Locate the line containing "Convert this document image to plain text.", then please write out that line and all the lines below it in the entries exactly.

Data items
*-*-*

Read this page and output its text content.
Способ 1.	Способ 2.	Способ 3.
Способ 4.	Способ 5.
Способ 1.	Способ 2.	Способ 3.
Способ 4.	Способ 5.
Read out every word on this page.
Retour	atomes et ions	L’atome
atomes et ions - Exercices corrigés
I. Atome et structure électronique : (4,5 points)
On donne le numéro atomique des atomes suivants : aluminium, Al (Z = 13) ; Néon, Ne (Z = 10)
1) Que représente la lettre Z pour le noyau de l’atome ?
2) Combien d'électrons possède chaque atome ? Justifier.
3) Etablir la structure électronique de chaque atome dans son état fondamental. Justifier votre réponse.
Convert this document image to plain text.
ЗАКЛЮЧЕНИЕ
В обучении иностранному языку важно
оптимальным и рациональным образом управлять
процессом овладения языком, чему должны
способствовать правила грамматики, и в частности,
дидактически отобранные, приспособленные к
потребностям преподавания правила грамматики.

*-*-*

Response
Convert this document image to plain text.
ЗАКЛЮЧЕНИЕ
В обучении иностранному языку важно
оптимальным и рациональным образом управлять
процессом овладения языком, чему должны
способствовать правила грамматики, и в частности,
дидактически отобранные, приспособленные к
потребностям преподавания правила грамматики.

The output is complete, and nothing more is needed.